+++ INFORMATION SUPPLIED +++
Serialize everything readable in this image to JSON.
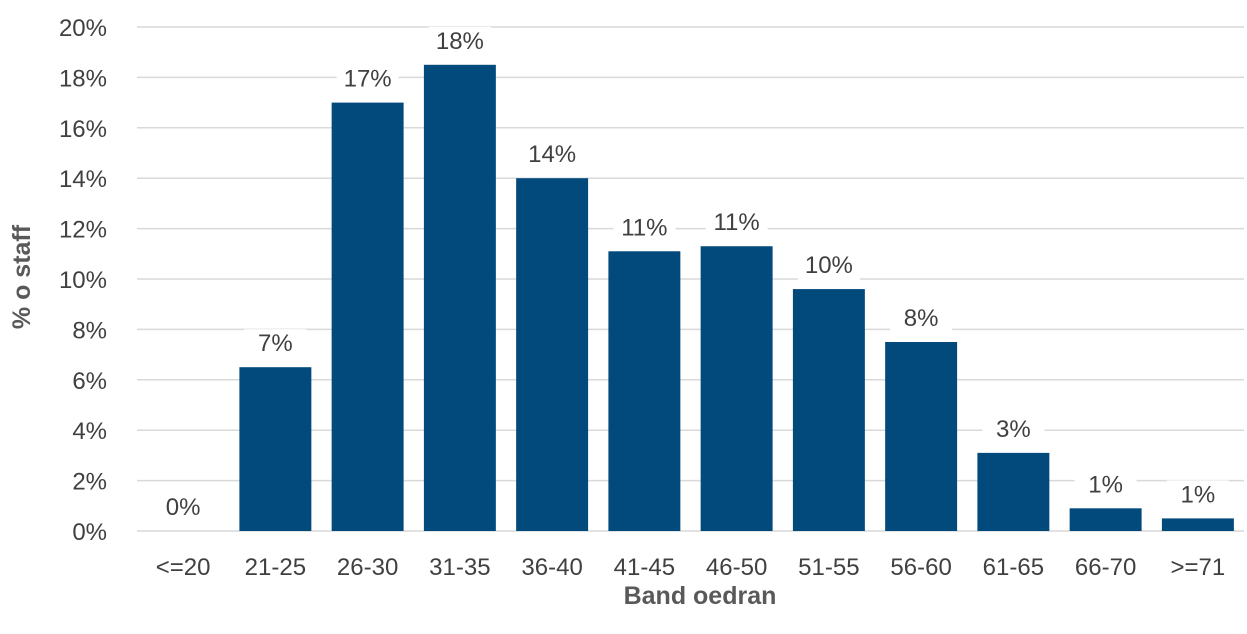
{
  "chart_data": {
    "type": "bar",
    "title": "",
    "xlabel": "Band oedran",
    "ylabel": "% o staff",
    "categories": [
      "<=20",
      "21-25",
      "26-30",
      "31-35",
      "36-40",
      "41-45",
      "46-50",
      "51-55",
      "56-60",
      "61-65",
      "66-70",
      ">=71"
    ],
    "values": [
      0,
      6.5,
      17,
      18.5,
      14,
      11.1,
      11.3,
      9.6,
      7.5,
      3.1,
      0.9,
      0.5
    ],
    "data_labels": [
      "0%",
      "7%",
      "17%",
      "18%",
      "14%",
      "11%",
      "11%",
      "10%",
      "8%",
      "3%",
      "1%",
      "1%"
    ],
    "ylim": [
      0,
      20
    ],
    "yticks": [
      "0%",
      "2%",
      "4%",
      "6%",
      "8%",
      "10%",
      "12%",
      "14%",
      "16%",
      "18%",
      "20%"
    ],
    "grid": true,
    "bar_color": "#02497c",
    "legend": "none"
  }
}
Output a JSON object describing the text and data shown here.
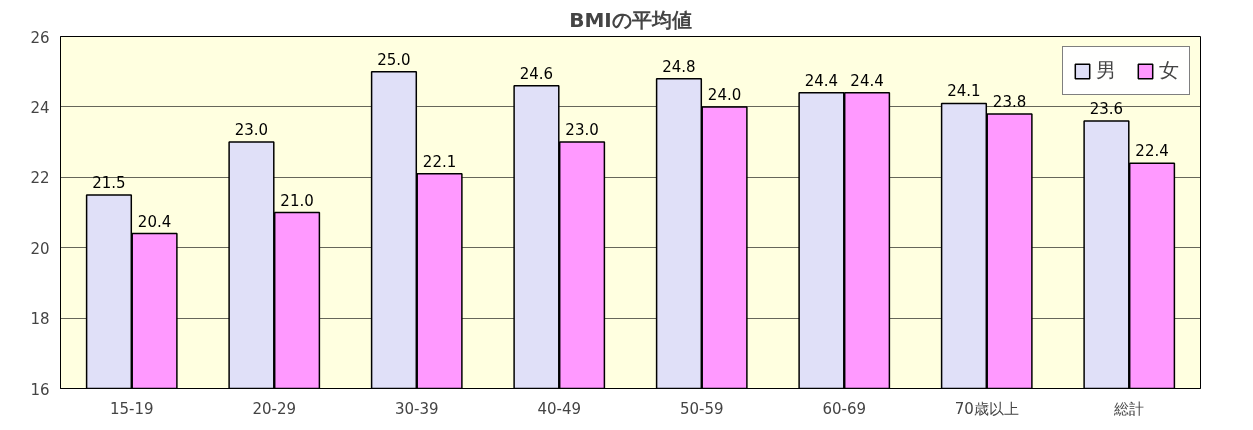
{
  "chart_data": {
    "type": "bar",
    "title": "BMIの平均値",
    "categories": [
      "15-19",
      "20-29",
      "30-39",
      "40-49",
      "50-59",
      "60-69",
      "70歳以上",
      "総計"
    ],
    "series": [
      {
        "name": "男",
        "color": "#e0e0f8",
        "values": [
          21.5,
          23.0,
          25.0,
          24.6,
          24.8,
          24.4,
          24.1,
          23.6
        ],
        "value_labels": [
          "21.5",
          "23.0",
          "25.0",
          "24.6",
          "24.8",
          "24.4",
          "24.1",
          "23.6"
        ]
      },
      {
        "name": "女",
        "color": "#ff99ff",
        "values": [
          20.4,
          21.0,
          22.1,
          23.0,
          24.0,
          24.4,
          23.8,
          22.4
        ],
        "value_labels": [
          "20.4",
          "21.0",
          "22.1",
          "23.0",
          "24.0",
          "24.4",
          "23.8",
          "22.4"
        ]
      }
    ],
    "ylim": [
      16,
      26
    ],
    "yticks": [
      16,
      18,
      20,
      22,
      24,
      26
    ],
    "grid": "y",
    "legend": "top right"
  }
}
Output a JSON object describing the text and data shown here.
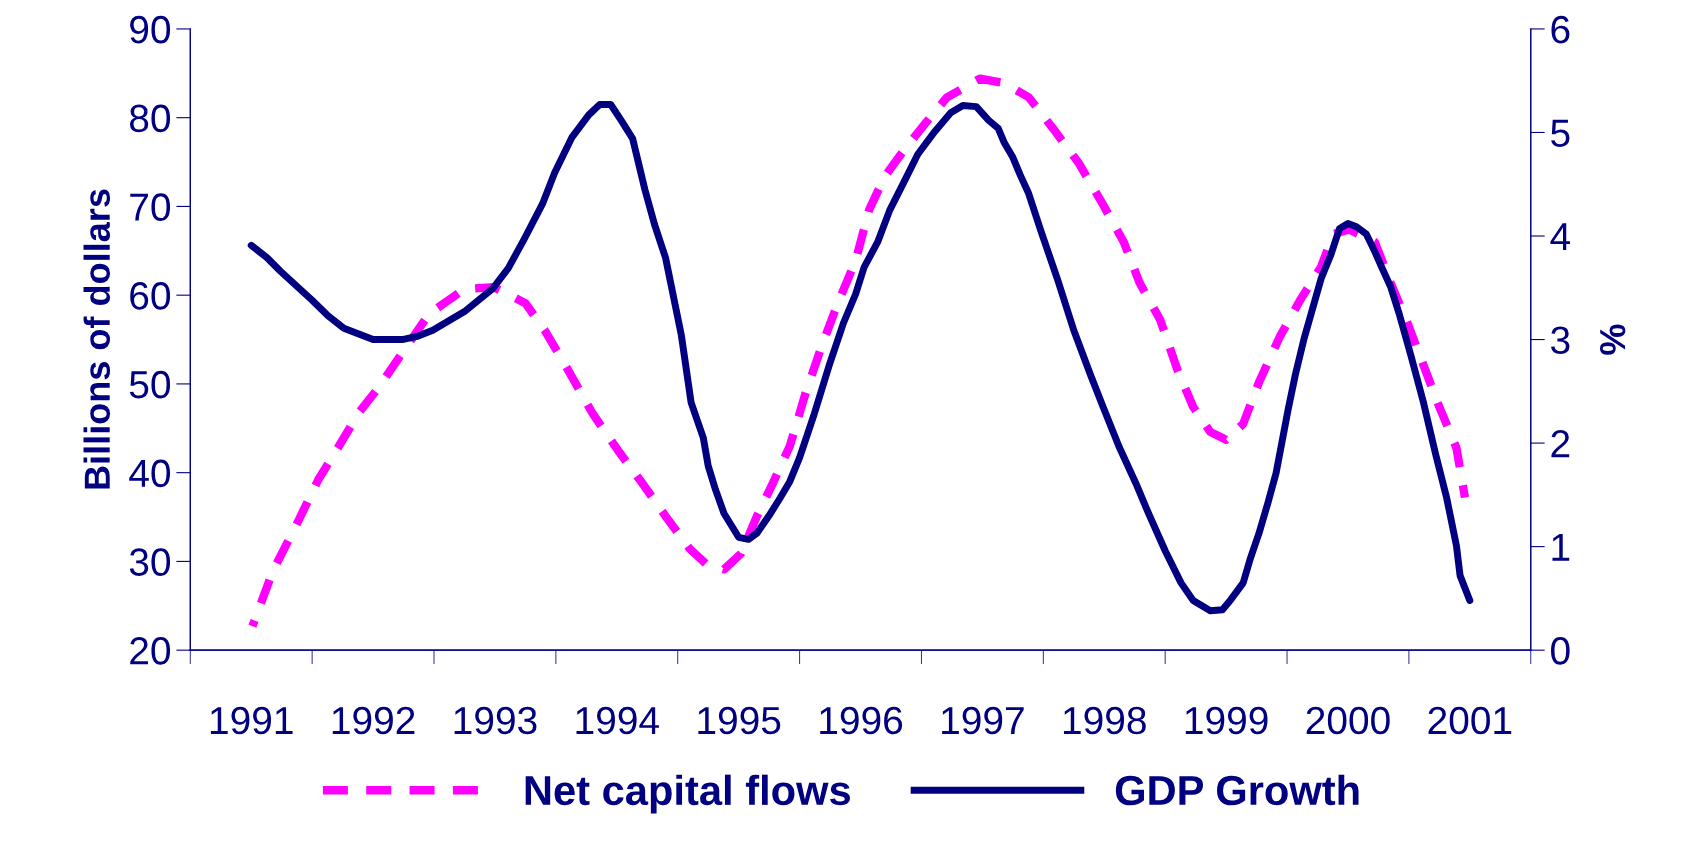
{
  "chart_data": {
    "type": "line",
    "series": [
      {
        "name": "Net capital flows",
        "color": "#ff00ff",
        "line_style": "dashed",
        "axis": "y",
        "x": [
          1991.01,
          1991.18,
          1991.37,
          1991.55,
          1991.72,
          1991.88,
          1992.04,
          1992.27,
          1992.46,
          1992.75,
          1992.99,
          1993.25,
          1993.41,
          1993.59,
          1993.8,
          1994.01,
          1994.21,
          1994.4,
          1994.6,
          1994.75,
          1994.88,
          1995.02,
          1995.15,
          1995.28,
          1995.42,
          1995.55,
          1995.69,
          1995.82,
          1995.96,
          1996.07,
          1996.2,
          1996.37,
          1996.54,
          1996.71,
          1996.98,
          1997.18,
          1997.38,
          1997.59,
          1997.79,
          1997.99,
          1998.16,
          1998.29,
          1998.46,
          1998.6,
          1998.73,
          1998.87,
          1999.0,
          1999.14,
          1999.27,
          1999.44,
          1999.61,
          1999.78,
          1999.88,
          2000.01,
          2000.22,
          2000.35,
          2000.49,
          2000.62,
          2000.75,
          2000.89,
          2000.96
        ],
        "values": [
          22.7,
          29.0,
          34.1,
          39.2,
          43.0,
          46.7,
          49.5,
          54.1,
          57.9,
          60.7,
          60.9,
          59.1,
          56.0,
          51.8,
          46.7,
          42.5,
          38.8,
          35.1,
          31.4,
          29.5,
          29.1,
          30.9,
          35.1,
          38.8,
          43.0,
          49.0,
          54.6,
          59.3,
          63.9,
          69.6,
          73.4,
          76.6,
          79.5,
          82.3,
          84.4,
          83.9,
          82.3,
          78.6,
          74.9,
          70.2,
          66.0,
          61.4,
          57.2,
          51.6,
          47.4,
          44.6,
          43.7,
          45.5,
          50.2,
          55.3,
          59.5,
          63.2,
          66.9,
          67.4,
          66.0,
          61.4,
          56.8,
          52.1,
          47.4,
          42.8,
          37.2
        ]
      },
      {
        "name": "GDP Growth",
        "color": "#000080",
        "line_style": "solid",
        "axis": "y2",
        "x": [
          1991.0,
          1991.13,
          1991.24,
          1991.5,
          1991.63,
          1991.76,
          1992.0,
          1992.24,
          1992.36,
          1992.49,
          1992.75,
          1992.98,
          1993.11,
          1993.24,
          1993.39,
          1993.49,
          1993.63,
          1993.77,
          1993.86,
          1993.95,
          1994.04,
          1994.13,
          1994.23,
          1994.31,
          1994.4,
          1994.53,
          1994.61,
          1994.71,
          1994.75,
          1994.81,
          1994.88,
          1995.0,
          1995.08,
          1995.15,
          1995.25,
          1995.34,
          1995.42,
          1995.5,
          1995.62,
          1995.74,
          1995.86,
          1995.96,
          1996.03,
          1996.14,
          1996.24,
          1996.36,
          1996.47,
          1996.61,
          1996.74,
          1996.84,
          1996.95,
          1997.05,
          1997.13,
          1997.18,
          1997.25,
          1997.31,
          1997.38,
          1997.48,
          1997.62,
          1997.75,
          1997.89,
          1997.99,
          1998.12,
          1998.26,
          1998.36,
          1998.5,
          1998.63,
          1998.73,
          1998.87,
          1998.97,
          1999.04,
          1999.14,
          1999.2,
          1999.27,
          1999.34,
          1999.41,
          1999.51,
          1999.57,
          1999.64,
          1999.71,
          1999.78,
          1999.86,
          1999.93,
          2000.0,
          2000.07,
          2000.15,
          2000.22,
          2000.28,
          2000.35,
          2000.42,
          2000.52,
          2000.62,
          2000.72,
          2000.81,
          2000.89,
          2000.92,
          2001.0
        ],
        "values": [
          3.91,
          3.79,
          3.66,
          3.38,
          3.23,
          3.11,
          3.0,
          3.0,
          3.03,
          3.09,
          3.27,
          3.49,
          3.69,
          3.97,
          4.31,
          4.61,
          4.95,
          5.17,
          5.27,
          5.27,
          5.11,
          4.94,
          4.45,
          4.11,
          3.79,
          3.04,
          2.39,
          2.05,
          1.78,
          1.55,
          1.32,
          1.09,
          1.07,
          1.13,
          1.3,
          1.47,
          1.63,
          1.86,
          2.28,
          2.74,
          3.16,
          3.44,
          3.7,
          3.94,
          4.25,
          4.53,
          4.79,
          5.01,
          5.19,
          5.26,
          5.25,
          5.12,
          5.04,
          4.9,
          4.76,
          4.59,
          4.41,
          4.05,
          3.57,
          3.09,
          2.65,
          2.35,
          1.97,
          1.61,
          1.33,
          0.96,
          0.65,
          0.48,
          0.38,
          0.39,
          0.49,
          0.65,
          0.89,
          1.13,
          1.41,
          1.71,
          2.33,
          2.67,
          3.01,
          3.3,
          3.59,
          3.82,
          4.07,
          4.12,
          4.09,
          4.02,
          3.85,
          3.69,
          3.51,
          3.25,
          2.83,
          2.39,
          1.89,
          1.47,
          1.01,
          0.72,
          0.48
        ]
      }
    ],
    "ylabel": "Billions of dollars",
    "y2label": "%",
    "xlim": [
      1990.5,
      2001.5
    ],
    "xticks": [
      {
        "value": 1990.5,
        "label": null
      },
      1991,
      {
        "value": 1991.5,
        "label": null
      },
      1992,
      {
        "value": 1992.5,
        "label": null
      },
      1993,
      {
        "value": 1993.5,
        "label": null
      },
      1994,
      {
        "value": 1994.5,
        "label": null
      },
      1995,
      {
        "value": 1995.5,
        "label": null
      },
      1996,
      {
        "value": 1996.5,
        "label": null
      },
      1997,
      {
        "value": 1997.5,
        "label": null
      },
      1998,
      {
        "value": 1998.5,
        "label": null
      },
      1999,
      {
        "value": 1999.5,
        "label": null
      },
      2000,
      {
        "value": 2000.5,
        "label": null
      },
      2001,
      {
        "value": 2001.5,
        "label": null
      }
    ],
    "ylim": [
      20,
      90
    ],
    "yticks": [
      20,
      30,
      40,
      50,
      60,
      70,
      80,
      90
    ],
    "y2lim": [
      0,
      6
    ],
    "y2ticks": [
      0,
      1,
      2,
      3,
      4,
      5,
      6
    ],
    "legend": "bottom",
    "grid": false
  }
}
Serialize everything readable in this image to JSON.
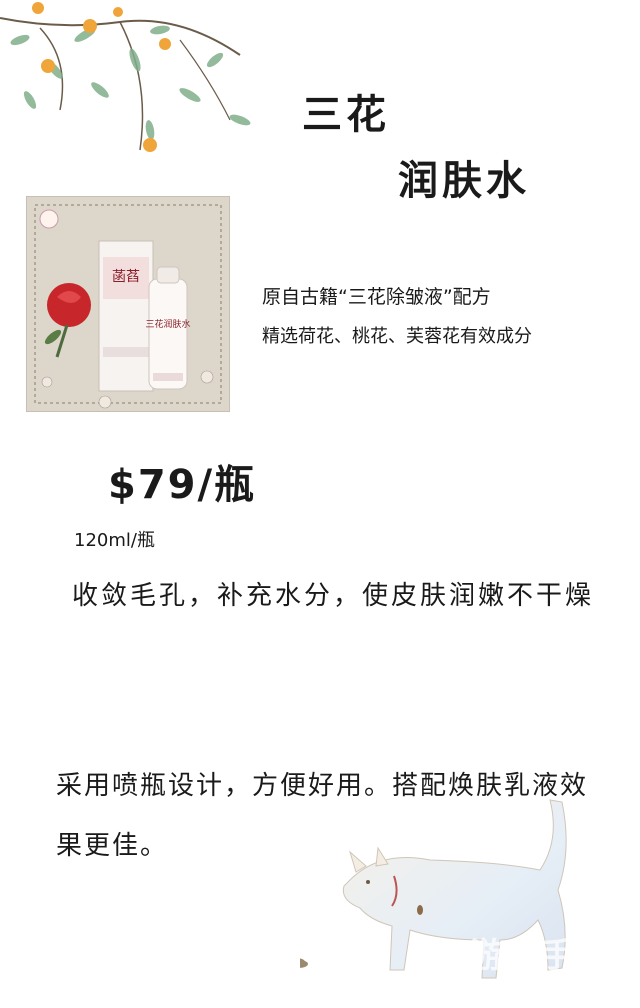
+++
**EXERCISE REQUIREMENTS**: Take every line from the data above that holds "name" and copy it out.

**WORKED ANSWER**:
        "name": "男",
        "name": "女",
        "name": "Net capital flows",
        "name": "GDP Growth",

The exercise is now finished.